■ **Problem to work on**:
Please copy every line of the records below that holds the word "indikátory".

## start Entries supplied

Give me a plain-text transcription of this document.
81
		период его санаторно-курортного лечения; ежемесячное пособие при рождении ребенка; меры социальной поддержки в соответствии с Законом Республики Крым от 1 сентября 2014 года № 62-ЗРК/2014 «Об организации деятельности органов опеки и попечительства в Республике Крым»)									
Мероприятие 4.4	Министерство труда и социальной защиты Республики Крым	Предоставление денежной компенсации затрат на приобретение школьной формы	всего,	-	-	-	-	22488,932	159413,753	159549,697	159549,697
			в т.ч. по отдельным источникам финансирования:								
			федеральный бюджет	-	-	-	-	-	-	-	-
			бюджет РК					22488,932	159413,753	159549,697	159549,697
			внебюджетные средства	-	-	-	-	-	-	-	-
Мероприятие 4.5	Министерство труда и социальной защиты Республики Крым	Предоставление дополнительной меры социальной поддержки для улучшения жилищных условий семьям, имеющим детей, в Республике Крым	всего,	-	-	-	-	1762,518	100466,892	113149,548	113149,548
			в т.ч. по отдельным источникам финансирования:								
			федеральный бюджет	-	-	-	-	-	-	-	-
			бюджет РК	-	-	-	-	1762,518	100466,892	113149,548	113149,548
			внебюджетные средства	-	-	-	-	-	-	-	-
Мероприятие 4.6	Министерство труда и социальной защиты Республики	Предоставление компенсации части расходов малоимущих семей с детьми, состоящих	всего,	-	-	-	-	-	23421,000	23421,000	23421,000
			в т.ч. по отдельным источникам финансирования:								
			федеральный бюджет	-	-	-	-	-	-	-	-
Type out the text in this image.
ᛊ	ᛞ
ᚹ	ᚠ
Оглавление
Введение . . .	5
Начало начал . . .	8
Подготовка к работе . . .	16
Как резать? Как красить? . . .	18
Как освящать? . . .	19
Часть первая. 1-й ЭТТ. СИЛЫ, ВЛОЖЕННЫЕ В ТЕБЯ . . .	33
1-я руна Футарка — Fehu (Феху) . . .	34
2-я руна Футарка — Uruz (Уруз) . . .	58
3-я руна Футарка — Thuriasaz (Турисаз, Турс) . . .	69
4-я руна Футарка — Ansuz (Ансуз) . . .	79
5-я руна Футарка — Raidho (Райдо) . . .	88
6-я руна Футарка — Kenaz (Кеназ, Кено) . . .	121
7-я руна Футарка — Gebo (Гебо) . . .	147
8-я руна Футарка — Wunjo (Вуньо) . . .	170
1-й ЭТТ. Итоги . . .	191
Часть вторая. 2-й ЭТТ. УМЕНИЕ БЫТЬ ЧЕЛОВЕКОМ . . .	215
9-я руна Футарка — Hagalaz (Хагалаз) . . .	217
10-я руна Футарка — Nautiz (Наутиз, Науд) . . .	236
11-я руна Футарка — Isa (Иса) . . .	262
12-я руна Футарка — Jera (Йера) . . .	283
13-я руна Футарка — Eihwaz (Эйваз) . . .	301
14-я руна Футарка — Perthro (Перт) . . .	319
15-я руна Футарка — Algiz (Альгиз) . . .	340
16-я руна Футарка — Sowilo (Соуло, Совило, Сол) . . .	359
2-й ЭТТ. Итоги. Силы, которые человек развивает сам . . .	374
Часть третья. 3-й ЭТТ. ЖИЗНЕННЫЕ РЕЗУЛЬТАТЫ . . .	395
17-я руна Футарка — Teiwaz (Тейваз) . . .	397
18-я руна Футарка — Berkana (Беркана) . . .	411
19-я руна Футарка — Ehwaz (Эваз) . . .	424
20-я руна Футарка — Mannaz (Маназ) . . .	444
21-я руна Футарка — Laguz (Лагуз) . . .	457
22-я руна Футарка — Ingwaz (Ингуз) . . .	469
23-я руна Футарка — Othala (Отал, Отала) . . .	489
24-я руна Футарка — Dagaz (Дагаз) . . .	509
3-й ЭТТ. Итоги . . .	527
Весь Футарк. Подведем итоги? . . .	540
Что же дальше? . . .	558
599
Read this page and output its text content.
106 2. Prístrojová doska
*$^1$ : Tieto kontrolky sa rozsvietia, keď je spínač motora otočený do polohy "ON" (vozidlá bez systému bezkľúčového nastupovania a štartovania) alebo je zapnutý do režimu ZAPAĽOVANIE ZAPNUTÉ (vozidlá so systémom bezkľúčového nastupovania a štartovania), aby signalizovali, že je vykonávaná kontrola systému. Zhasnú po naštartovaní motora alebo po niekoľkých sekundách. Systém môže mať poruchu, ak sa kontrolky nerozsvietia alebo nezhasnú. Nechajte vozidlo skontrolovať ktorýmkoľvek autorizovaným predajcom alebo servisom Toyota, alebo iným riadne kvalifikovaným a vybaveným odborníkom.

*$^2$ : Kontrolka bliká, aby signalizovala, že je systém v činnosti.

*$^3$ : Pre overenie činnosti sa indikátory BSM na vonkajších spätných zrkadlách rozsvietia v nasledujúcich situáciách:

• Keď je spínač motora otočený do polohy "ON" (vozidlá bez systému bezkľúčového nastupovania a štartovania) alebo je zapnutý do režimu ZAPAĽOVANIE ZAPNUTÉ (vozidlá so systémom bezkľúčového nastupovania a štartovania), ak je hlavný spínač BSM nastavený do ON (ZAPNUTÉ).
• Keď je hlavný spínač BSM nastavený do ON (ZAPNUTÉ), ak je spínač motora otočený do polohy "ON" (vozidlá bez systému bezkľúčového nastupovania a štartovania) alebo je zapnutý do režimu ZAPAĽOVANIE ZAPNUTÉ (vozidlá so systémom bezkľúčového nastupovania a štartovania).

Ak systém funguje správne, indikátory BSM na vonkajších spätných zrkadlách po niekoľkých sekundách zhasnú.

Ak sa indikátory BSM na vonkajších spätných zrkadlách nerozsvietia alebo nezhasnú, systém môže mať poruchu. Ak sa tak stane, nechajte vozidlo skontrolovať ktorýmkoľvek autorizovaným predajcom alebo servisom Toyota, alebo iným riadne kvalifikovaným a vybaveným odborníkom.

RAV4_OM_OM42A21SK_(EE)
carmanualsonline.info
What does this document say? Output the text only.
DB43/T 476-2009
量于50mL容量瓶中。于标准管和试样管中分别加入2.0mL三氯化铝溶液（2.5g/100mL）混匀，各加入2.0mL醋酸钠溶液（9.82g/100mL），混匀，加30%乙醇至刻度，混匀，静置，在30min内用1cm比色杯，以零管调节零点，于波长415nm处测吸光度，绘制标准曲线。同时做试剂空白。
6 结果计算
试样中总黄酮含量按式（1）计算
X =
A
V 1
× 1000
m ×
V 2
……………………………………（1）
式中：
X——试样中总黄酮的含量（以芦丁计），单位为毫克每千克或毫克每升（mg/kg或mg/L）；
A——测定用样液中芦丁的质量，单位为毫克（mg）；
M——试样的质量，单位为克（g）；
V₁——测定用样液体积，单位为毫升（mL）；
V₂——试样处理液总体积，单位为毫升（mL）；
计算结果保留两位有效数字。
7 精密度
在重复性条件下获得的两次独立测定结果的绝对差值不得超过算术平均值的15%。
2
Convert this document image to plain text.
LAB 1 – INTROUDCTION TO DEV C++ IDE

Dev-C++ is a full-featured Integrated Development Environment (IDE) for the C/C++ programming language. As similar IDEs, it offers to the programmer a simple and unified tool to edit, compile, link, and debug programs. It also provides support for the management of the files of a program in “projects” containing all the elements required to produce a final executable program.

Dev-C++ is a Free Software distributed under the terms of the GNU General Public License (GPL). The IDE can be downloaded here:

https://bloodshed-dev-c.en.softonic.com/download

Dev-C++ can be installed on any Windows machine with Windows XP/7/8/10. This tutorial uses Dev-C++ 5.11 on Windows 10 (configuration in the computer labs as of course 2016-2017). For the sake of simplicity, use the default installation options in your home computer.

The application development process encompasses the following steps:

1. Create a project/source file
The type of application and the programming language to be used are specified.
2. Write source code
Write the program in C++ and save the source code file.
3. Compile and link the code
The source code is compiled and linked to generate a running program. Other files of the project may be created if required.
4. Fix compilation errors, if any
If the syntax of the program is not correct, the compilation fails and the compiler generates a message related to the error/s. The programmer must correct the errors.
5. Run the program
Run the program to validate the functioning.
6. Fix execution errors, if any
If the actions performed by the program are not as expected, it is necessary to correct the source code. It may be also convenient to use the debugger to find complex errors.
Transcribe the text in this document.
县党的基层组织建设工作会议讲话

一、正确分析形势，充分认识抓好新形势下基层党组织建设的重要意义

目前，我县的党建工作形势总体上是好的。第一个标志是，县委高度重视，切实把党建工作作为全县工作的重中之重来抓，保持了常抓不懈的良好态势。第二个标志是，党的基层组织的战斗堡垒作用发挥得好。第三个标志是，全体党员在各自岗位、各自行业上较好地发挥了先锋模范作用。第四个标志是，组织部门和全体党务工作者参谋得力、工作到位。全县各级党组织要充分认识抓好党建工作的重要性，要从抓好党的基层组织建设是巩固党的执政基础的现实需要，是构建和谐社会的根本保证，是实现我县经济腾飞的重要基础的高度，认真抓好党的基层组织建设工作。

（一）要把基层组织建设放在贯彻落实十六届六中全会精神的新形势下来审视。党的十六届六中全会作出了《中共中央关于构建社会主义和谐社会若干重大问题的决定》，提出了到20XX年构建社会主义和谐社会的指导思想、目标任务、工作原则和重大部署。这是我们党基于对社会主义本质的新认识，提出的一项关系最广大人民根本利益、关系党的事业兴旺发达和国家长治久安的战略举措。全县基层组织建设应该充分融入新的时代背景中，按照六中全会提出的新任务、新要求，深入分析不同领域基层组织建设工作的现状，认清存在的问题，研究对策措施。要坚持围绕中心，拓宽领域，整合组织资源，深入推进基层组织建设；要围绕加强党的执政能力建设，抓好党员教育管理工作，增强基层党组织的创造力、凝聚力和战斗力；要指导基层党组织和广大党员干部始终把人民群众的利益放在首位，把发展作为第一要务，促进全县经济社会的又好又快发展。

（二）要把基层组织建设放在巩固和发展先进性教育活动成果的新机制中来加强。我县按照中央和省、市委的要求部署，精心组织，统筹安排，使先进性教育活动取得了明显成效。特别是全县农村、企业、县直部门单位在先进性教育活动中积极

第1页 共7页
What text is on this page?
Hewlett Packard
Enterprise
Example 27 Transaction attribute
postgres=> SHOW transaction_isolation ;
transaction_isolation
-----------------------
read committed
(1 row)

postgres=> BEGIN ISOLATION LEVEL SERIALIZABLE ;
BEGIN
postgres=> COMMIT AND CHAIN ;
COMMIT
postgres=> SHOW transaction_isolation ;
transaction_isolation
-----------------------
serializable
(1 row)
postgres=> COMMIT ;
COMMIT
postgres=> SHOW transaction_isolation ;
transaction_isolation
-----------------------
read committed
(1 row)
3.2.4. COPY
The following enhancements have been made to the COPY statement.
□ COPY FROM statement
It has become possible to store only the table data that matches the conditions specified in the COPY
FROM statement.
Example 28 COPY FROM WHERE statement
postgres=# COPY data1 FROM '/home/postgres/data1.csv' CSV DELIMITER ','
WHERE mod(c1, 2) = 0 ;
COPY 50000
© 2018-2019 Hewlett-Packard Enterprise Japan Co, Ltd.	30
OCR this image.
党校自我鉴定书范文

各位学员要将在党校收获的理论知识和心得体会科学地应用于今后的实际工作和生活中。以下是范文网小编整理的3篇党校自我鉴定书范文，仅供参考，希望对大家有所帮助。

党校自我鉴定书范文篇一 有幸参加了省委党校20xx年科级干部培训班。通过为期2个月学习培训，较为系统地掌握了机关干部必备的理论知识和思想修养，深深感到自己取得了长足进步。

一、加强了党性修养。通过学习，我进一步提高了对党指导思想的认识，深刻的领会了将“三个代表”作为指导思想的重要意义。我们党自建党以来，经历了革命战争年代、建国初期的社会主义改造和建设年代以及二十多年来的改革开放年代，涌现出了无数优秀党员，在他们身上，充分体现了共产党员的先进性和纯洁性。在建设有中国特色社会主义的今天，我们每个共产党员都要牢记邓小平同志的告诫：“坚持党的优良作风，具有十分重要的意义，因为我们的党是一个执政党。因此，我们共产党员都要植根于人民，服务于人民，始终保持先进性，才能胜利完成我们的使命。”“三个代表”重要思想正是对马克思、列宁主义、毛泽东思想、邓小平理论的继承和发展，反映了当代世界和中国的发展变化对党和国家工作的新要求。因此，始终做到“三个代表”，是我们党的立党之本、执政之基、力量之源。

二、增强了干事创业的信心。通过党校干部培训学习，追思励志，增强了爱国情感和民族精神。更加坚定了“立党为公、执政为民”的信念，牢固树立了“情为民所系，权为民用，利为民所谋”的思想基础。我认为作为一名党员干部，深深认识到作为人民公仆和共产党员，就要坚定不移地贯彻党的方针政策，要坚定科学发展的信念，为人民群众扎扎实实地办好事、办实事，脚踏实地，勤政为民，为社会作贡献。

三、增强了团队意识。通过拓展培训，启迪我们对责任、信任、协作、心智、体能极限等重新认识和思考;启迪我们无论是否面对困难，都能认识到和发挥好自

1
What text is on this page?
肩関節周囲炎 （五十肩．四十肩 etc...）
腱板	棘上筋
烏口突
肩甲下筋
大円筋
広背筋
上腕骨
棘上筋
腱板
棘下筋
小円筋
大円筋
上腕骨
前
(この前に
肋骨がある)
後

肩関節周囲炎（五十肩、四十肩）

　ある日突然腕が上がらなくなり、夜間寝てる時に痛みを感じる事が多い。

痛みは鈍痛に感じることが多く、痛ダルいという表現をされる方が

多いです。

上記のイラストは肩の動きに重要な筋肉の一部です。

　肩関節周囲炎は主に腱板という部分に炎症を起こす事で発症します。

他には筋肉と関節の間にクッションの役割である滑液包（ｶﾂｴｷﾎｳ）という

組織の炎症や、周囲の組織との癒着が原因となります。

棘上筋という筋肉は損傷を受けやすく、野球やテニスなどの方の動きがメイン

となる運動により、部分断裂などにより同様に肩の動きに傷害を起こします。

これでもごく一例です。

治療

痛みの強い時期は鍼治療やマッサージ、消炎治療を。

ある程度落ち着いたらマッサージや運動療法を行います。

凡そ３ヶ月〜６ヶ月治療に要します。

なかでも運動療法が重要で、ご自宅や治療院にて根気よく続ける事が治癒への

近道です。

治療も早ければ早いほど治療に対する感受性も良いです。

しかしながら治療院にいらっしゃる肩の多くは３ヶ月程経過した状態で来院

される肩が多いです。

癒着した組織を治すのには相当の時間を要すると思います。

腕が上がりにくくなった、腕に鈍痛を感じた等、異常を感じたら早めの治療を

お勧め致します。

## end Entries supplied

■ **Task response**:
*$^3$ : Pre overenie činnosti sa indikátory BSM na vonkajších spätných zrkadlách rozsvietia v nasledujúcich situáciách:
Ak systém funguje správne, indikátory BSM na vonkajších spätných zrkadlách po niekoľkých sekundách zhasnú.
Ak sa indikátory BSM na vonkajších spätných zrkadlách nerozsvietia alebo nezhasnú, systém môže mať poruchu. Ak sa tak stane, nechajte vozidlo skontrolovať ktorýmkoľvek autorizovaným predajcom alebo servisom Toyota, alebo iným riadne kvalifikovaným a vybaveným odborníkom.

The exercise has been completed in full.